**Page extract**
(begin)

So let’s make this easier
The biggest trick is then getting the facts you need on an ongoing basis, easily, and in a form that the business can consume. For over a decade we’ve been building instrumentation right into the systems we’ve worked on. We’ve created a variety of toolkits to make this easier over the years, refining them as technology and our experience has changed.
About 18 months ago we decided it was time to really invest down this path. We believe in routinely capturing key computer metrics along with whatever logging the application can do on its own. We won’t do a project without using a great logging system that includes a strategy for managing runtime exceptions. Now that we’re collecting all this data, we need to have a way of managing the raw data and turning it into valuable business data.
The challenge is that businesses don’t get up in the morning and say “what our customers want us to do is have great internal tools”, so you’re nearly always doing this on the cheap: Borrowing time from development projects internally to cobble together various free or cheap solutions. Frankly, we got tired of having to create new solutions with each client out of the margins of each project. So, we pooled our best thinking from all of the work we’ve done (including a previous product that we did license to our clients over the past decade called CLAS) and started creating Gibraltar.
Rock Solid from Initial Release
With Gibraltar we wanted much more than a log system. Of course, it had to be a log system too – and a really easy to use one that could work with each of our client applications. More than that, it had to:
- Automatically capture all of the performance metrics we wanted.
- Integrate with existing logging available on the platform, including whatever a client might already be doing (like custom in-house options)
- Be absolutely, positively, for sure safe to run in production no matter what. That means it can’t ever use too much disk space or disk throughput or block the application.
- Not use more than 5% of the performance of the app
- Include all of the tools necessary to get data from where it was collected to the people that could get value out of it
- Include the ability to look at the detailed session data up to high level analysis: What’s the error rate? What’s it correlate to? Are we doing better or worse in this version?

(end)

**What to do**
A - Shorten the paragraph of the text on building Gibraltar that begins "The challenge is that businesses", keeping its main facts.
B - Please put the stretch of the records from the line containing "fuse OBD F10 10A [649,386,656,405]" through the line containing "svg-text:26: 26 [356,259,364,268]" into a numbered list.
The text on building Gibraltar and the records come from unrelated sources.

**Stored records**
(begin)

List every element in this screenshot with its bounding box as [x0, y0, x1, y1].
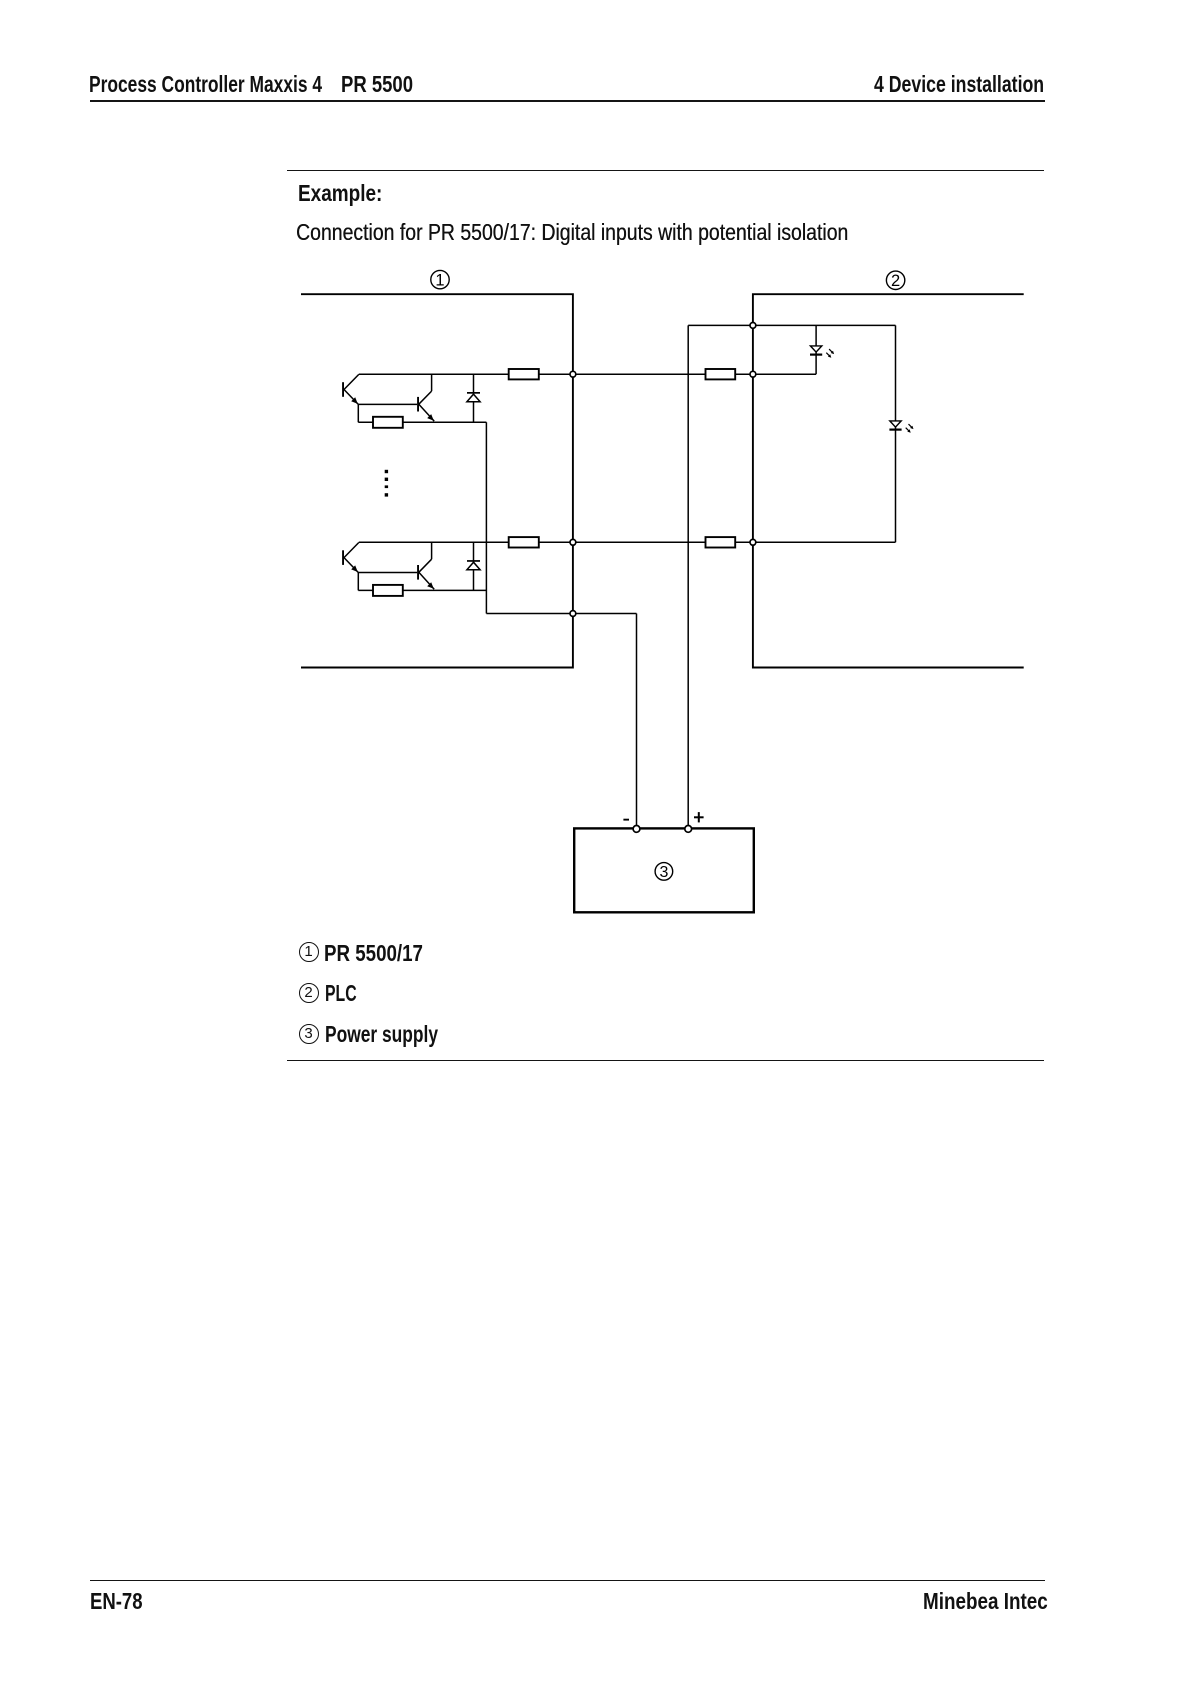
footer rule [90, 1580, 1045, 1581]
resistor: series resistor at PLC side (channel 2) [706, 537, 736, 547]
legend item 1 circle [299, 942, 319, 962]
terminal: channel 2 at PLC edge [750, 539, 756, 545]
diode: protection diode (channel 2) [467, 542, 480, 590]
legend item 3 circle [299, 1024, 319, 1044]
transistor Q4 (output transistor, channel 2) [417, 542, 434, 589]
resistor: input series resistor inside device 1 (channel 2) [509, 537, 539, 547]
wire: channel 1 output drop to common line [485, 422, 487, 613]
terminal: plus bus at PLC edge [750, 323, 756, 329]
svg-text:3: 3 [659, 864, 668, 881]
wire: base node drop to resistor line (channel 1) [357, 404, 359, 422]
caption line [296, 221, 848, 244]
resistor: base-emitter resistor (channel 2) [373, 585, 403, 596]
wire: input line channel 1 [359, 373, 816, 375]
device 2 outline: PLC block [753, 294, 1024, 667]
resistor: input series resistor inside device 1 (channel 1) [509, 369, 539, 379]
wire: emitter/output line (channel 1) [358, 421, 486, 423]
wire: input line channel 2 [359, 541, 896, 543]
Example: heading [298, 182, 382, 205]
LED D1 (PLC input indicator, channel 1) [810, 346, 834, 358]
wire: Q1 emitter to Q2 base (channel 1) [358, 403, 417, 405]
wire: LED branch channel 1 [815, 325, 817, 374]
wire: minus lead down to power supply [636, 614, 638, 827]
header left text [89, 73, 322, 96]
legend item 2 circle [299, 983, 319, 1003]
footer left [90, 1590, 143, 1613]
terminal: channel 1 at device 1 edge [570, 371, 576, 377]
resistor: base-emitter resistor (channel 1) [373, 417, 403, 428]
wire: LED branch channel 2 [895, 325, 897, 542]
header right text [874, 73, 1044, 96]
terminal: common at device 1 edge [570, 611, 576, 617]
wire: Q3 emitter to Q4 base (channel 2) [358, 572, 417, 574]
svg-text:1: 1 [435, 271, 444, 289]
terminal: power supply plus [685, 826, 692, 833]
legend bottom rule [287, 1060, 1044, 1061]
label circle 3 (power supply) [655, 863, 673, 882]
terminal: power supply minus [633, 826, 640, 833]
header rule [90, 100, 1045, 101]
wire: common line to common terminal [486, 613, 636, 615]
wire: emitter/output line (channel 2) [358, 589, 486, 591]
wire: plus lead down to power supply [687, 325, 689, 826]
label: plus sign [694, 812, 704, 822]
optocoupler channel 2: phototransistor Q3 [342, 543, 359, 573]
label circle 1 (PR 5500/17) [431, 270, 449, 289]
diode: protection diode (channel 1) [467, 374, 480, 422]
label: minus sign [623, 819, 629, 821]
svg-text:2: 2 [891, 272, 900, 290]
footer right [923, 1590, 1048, 1613]
resistor: series resistor at PLC side (channel 1) [706, 369, 736, 379]
wire: base node drop to resistor line (channel 2) [357, 573, 359, 591]
ellipsis dots: more channels indicator [385, 470, 388, 497]
label circle 2 (PLC) [886, 271, 904, 290]
example box top rule [287, 170, 1044, 171]
power supply box [574, 828, 754, 912]
LED D2 (PLC input indicator, channel 2) [889, 421, 913, 433]
terminal: channel 2 at device 1 edge [570, 539, 576, 545]
transistor Q2 (output transistor, channel 1) [417, 374, 434, 421]
optocoupler channel 1: phototransistor Q1 [342, 374, 359, 404]
device 1 outline: PR 5500/17 block [301, 294, 573, 667]
wire: top plus bus inside PLC [688, 324, 895, 326]
terminal: channel 1 at PLC edge [750, 371, 756, 377]
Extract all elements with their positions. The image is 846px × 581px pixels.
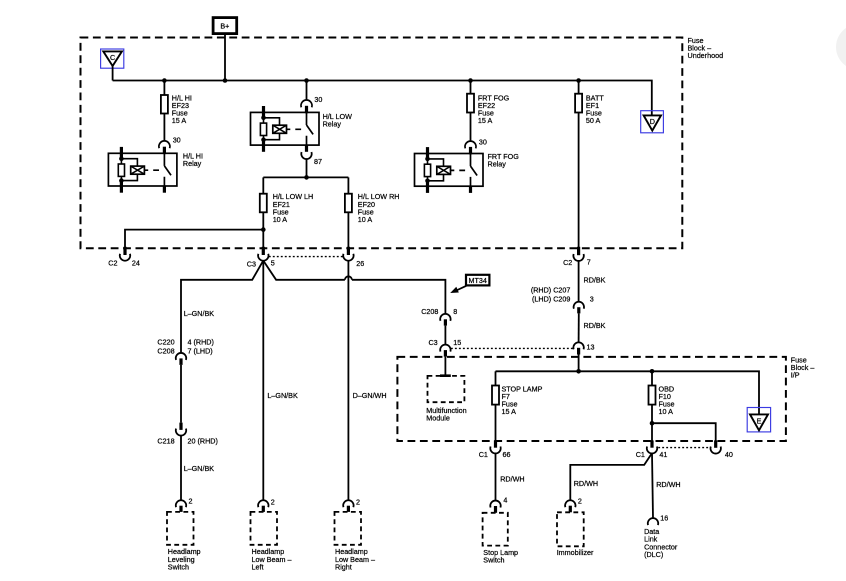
fuse OBD F10 10A [649,386,656,405]
connector pin 87 below H/L LOW relay [301,152,311,159]
svg-text:(RHD) C207: (RHD) C207 [531,286,571,295]
svg-text:H/L LOW RHEF20Fuse10 A: H/L LOW RHEF20Fuse10 A [358,192,400,224]
junction rail at OBD [650,369,655,374]
wire C3-5 to headlamp low beam left [262,261,264,500]
svg-text:7 (LHD): 7 (LHD) [188,346,213,355]
wire C3-5 branch to headlamp leveling switch [181,261,263,353]
connector pin 16 DLC [648,513,669,525]
wire C3-5 branch to MT34 corner with hop over 26 wire [263,261,445,314]
svg-text:C208: C208 [157,346,174,355]
fuse STOP LAMP F7 15A [492,386,499,405]
svg-text:87: 87 [314,157,322,166]
svg-text:FuseBlock –Underhood: FuseBlock –Underhood [688,36,724,60]
connector C2 pin 24 [108,247,140,268]
stop lamp switch box [483,513,508,546]
svg-text:26: 26 [356,259,364,268]
headlamp leveling switch box [167,512,194,545]
svg-text:RD/WH: RD/WH [656,480,680,489]
connector (RHD) C207 (LHD) C209 pin 3 [531,286,594,314]
svg-text:5: 5 [271,259,275,268]
fuse BATT EF1 50A [575,94,582,113]
svg-text:L–GN/BK: L–GN/BK [184,309,215,318]
svg-text:41: 41 [659,450,667,459]
svg-text:C208: C208 [421,307,438,316]
svg-text:MT34: MT34 [469,276,487,285]
svg-text:66: 66 [503,450,511,459]
wire bus to fuse EF1 [578,81,580,94]
svg-text:2: 2 [189,496,193,505]
svg-text:HeadlampLow Beam –Left: HeadlampLow Beam –Left [252,547,292,571]
connector C3 pin 5 [247,247,275,268]
svg-text:HeadlampLevelingSwitch: HeadlampLevelingSwitch [168,547,201,571]
svg-text:8: 8 [453,307,457,316]
headlamp low beam left box [251,512,278,545]
connector C1 pin 66 [479,440,511,459]
svg-text:13: 13 [587,343,595,352]
wire main bus [113,81,652,116]
connector pin 26 [343,247,364,268]
wire bus to fuse EF23 [163,81,165,96]
wire bus to fuse EF22 [470,81,472,94]
headlamp low beam right box [335,512,362,545]
svg-text:RD/BK: RD/BK [584,321,606,330]
fuse H/L LOW LH EF21 10A [260,194,267,213]
svg-text:40: 40 [725,450,733,459]
battery feed B+ [213,18,237,34]
connector C2 pin 7 [563,247,591,267]
svg-text:B+: B+ [220,22,229,31]
svg-text:FRT FOGRelay: FRT FOGRelay [488,152,520,169]
svg-text:2: 2 [271,497,275,506]
wire I/P rail [496,371,760,414]
svg-text:C3: C3 [247,259,256,268]
connector C218 pin 20 [157,423,217,446]
svg-text:C220: C220 [157,338,174,347]
wire EF22 to relay pin 30 [470,113,472,142]
svg-text:2: 2 [356,497,360,506]
svg-text:BATTEF1Fuse50 A: BATTEF1Fuse50 A [586,93,604,125]
junction on bus at EF23 [162,78,167,83]
svg-text:DataLinkConnector(DLC): DataLinkConnector(DLC) [644,527,678,559]
junction EF21 wire / C2-24 branch [261,227,266,232]
svg-text:C2: C2 [108,258,117,267]
svg-text:30: 30 [173,135,181,144]
wire EF23 to relay pin 30 [163,114,165,141]
wire branch to pin 40 [652,423,716,441]
junction on bus at B+ [223,78,228,83]
junction F10 output [650,421,655,426]
svg-text:L–GN/BK: L–GN/BK [267,391,298,400]
dotted connector link 41 to 40 [658,447,710,449]
connector pin 40 [711,440,733,459]
wire rail to fuse F10 [651,371,653,385]
junction on bus at EF1 [576,78,581,83]
svg-text:D–GN/WH: D–GN/WH [353,391,387,400]
relay H/L LOW [251,100,320,152]
wire F7 to C1 pin 66 [495,405,497,441]
wire header to fuse EF20 [347,177,349,193]
relay FRT FOG [415,141,484,193]
svg-text:24: 24 [132,259,140,268]
wire C1-41 to data link connector [652,453,653,518]
svg-text:MultifunctionModule: MultifunctionModule [426,406,466,423]
fuse FRT FOG EF22 15A [467,94,474,113]
connector pin 2 headlamp leveling switch [176,496,193,512]
wire bus to H/L LOW relay pin 30 [306,81,308,100]
wire C208-8 to C3-15 [444,326,446,345]
svg-text:7: 7 [587,258,591,267]
wire relay 87 to fuse header [306,159,308,178]
wire hop over 26 wire [345,276,352,280]
svg-text:RD/WH: RD/WH [574,479,598,488]
dotted connector link C3-5 to 26 [269,256,343,258]
wire pin 3 to pin 13 [578,313,580,342]
connector pin 2 immobilizer [565,496,582,512]
svg-text:H/L LOWRelay: H/L LOWRelay [323,112,353,129]
svg-text:H/L LOW LHEF21Fuse10 A: H/L LOW LHEF21Fuse10 A [273,192,313,224]
svg-text:30: 30 [479,137,487,146]
svg-text:15: 15 [453,338,461,347]
ground symbol E [747,408,770,432]
connector C220/C208 pin 4/7 [157,338,213,365]
svg-text:C1: C1 [636,450,645,459]
wire rail to fuse F7 [495,371,497,385]
svg-text:E: E [757,417,762,426]
svg-text:FuseBlock –I/P: FuseBlock –I/P [791,355,815,379]
wire header to fuse EF21 [262,177,264,193]
svg-text:C1: C1 [479,450,488,459]
callout MT34 [450,275,489,293]
wire C220 to C218 [180,365,182,423]
svg-text:C218: C218 [157,437,174,446]
connector pin 2 headlamp low beam left [258,497,275,512]
svg-text:FRT FOGEF22Fuse15 A: FRT FOGEF22Fuse15 A [478,93,510,125]
wire B+ to bus [224,34,226,81]
power symbol D [641,111,664,133]
relay H/L HI [108,141,176,193]
wire EF21 to C3 pin 5 [262,212,264,247]
multifunction module box [428,376,465,402]
wire C218 to headlamp leveling switch [180,435,182,500]
svg-text:RD/BK: RD/BK [584,276,606,285]
fuse H/L HI EF23 15A [161,95,168,114]
svg-text:C2: C2 [563,258,572,267]
junction 87 header [304,175,309,180]
svg-text:HeadlampLow Beam –Right: HeadlampLow Beam –Right [335,547,375,571]
svg-text:C3: C3 [428,338,437,347]
connector C208 pin 8 [421,307,457,326]
fuse block underhood border [81,38,683,249]
connector pin 13 [573,342,594,354]
wire EF1 to C2 pin 7 [578,113,580,248]
decorative gray blob (kept unlabeled content minimal) [836,24,846,70]
svg-text:C: C [110,53,115,62]
svg-text:L–GN/BK: L–GN/BK [184,464,215,473]
wire C1-41 branch to immobilizer [570,453,652,500]
svg-text:H/L HIRelay: H/L HIRelay [183,151,203,168]
svg-text:STOP LAMPF7Fuse15 A: STOP LAMPF7Fuse15 A [502,384,543,416]
svg-text:(LHD) C209: (LHD) C209 [532,294,570,303]
svg-text:16: 16 [660,513,668,522]
wire C1-66 to stop lamp switch [495,453,497,500]
fuse block I/P border [397,357,786,441]
svg-text:30: 30 [314,95,322,104]
wire 26 to headlamp low beam right [347,261,349,500]
svg-text:H/L HIEF23Fuse15 A: H/L HIEF23Fuse15 A [172,93,192,125]
junction on bus at EF22 [468,78,473,83]
connector C3 pin 15 [428,338,461,357]
wire C3-15 to multifunction module [444,357,446,376]
svg-text:D: D [650,117,655,126]
svg-text:RD/WH: RD/WH [500,474,524,483]
wire C2-7 to pin 3 [578,261,580,302]
terminal bar at multifunction module [440,374,451,377]
junction rail at 13 [576,369,581,374]
connector pin 4 stop lamp switch [490,495,507,512]
svg-text:4 (RHD): 4 (RHD) [188,338,214,347]
power symbol C [101,49,124,68]
wire F10 down to junction [651,405,653,424]
svg-text:4: 4 [503,495,507,504]
svg-text:Stop LampSwitch: Stop LampSwitch [483,548,518,565]
fuse H/L LOW RH EF20 10A [345,194,352,213]
dotted connector link C3-15 to 13 [451,347,573,349]
wire F10 junction to C1 pin 41 [651,423,653,441]
wire branch to C2 pin 24 [125,230,263,248]
immobilizer box [557,512,584,546]
svg-text:Immobilizer: Immobilizer [557,548,594,557]
wire header EF21-EF20 [263,176,348,178]
svg-text:OBDF10Fuse10 A: OBDF10Fuse10 A [659,384,675,416]
wire pin 13 into I/P rail [578,355,580,372]
connector pin 2 headlamp low beam right [343,497,360,512]
wire C to bus [112,66,114,81]
svg-text:2: 2 [578,496,582,505]
wire EF20 to pin 26 [347,212,349,247]
connector C1 pin 41 [636,440,668,459]
svg-text:3: 3 [590,294,594,303]
junction on bus at H/L LOW relay [304,78,309,83]
svg-text:20 (RHD): 20 (RHD) [188,437,218,446]
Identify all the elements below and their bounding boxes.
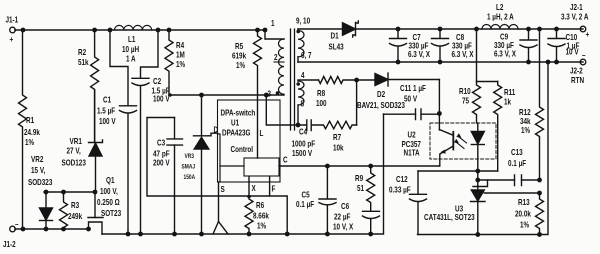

(end)

**Solved tasks**
A - Businesses don't treat great internal tools as something customers want, so these tools are nearly always built cheaply by borrowing development time to cobble together free or low-cost solutions. Tired of creating new solutions for each client out of project margins, we pooled our best thinking from past work, including CLAS, a product we licensed to clients over the past decade, and started creating Gibraltar.

B -
1. fuse OBD F10 10A [649,386,656,405]
2. connector pin 87 below H/L LOW relay [301,152,311,159]
3. svg-text:(RHD) C207: (RHD) C207 [531,286,571,295]
4. svg-text:H/L LOW RHEF20Fuse10 A: H/L LOW RHEF20Fuse10 A [358,192,400,224]
5. junction rail at OBD [650,369,655,374]
6. wire C3-5 to headlamp low beam left [262,261,264,500]
7. svg-text:7 (LHD): 7 (LHD) [188,346,213,355]
8. wire C3-5 branch to headlamp leveling switch [181,261,263,353]
9. connector pin 16 DLC [648,513,669,525]
10. wire C3-5 branch to MT34 corner with hop over 26 wire [263,261,445,314]
11. svg-text:C208: C208 [157,346,174,355]
12. fuse STOP LAMP F7 15A [492,386,499,405]
13. svg-text:87: 87 [314,157,322,166]
14. svg-text:FuseBlock –Underhood: FuseBlock –Underhood [688,36,724,60]
15. connector C2 pin 24 [108,247,140,268]
16. stop lamp switch box [483,513,508,546]
17. svg-text:26: 26 [356,259,364,268]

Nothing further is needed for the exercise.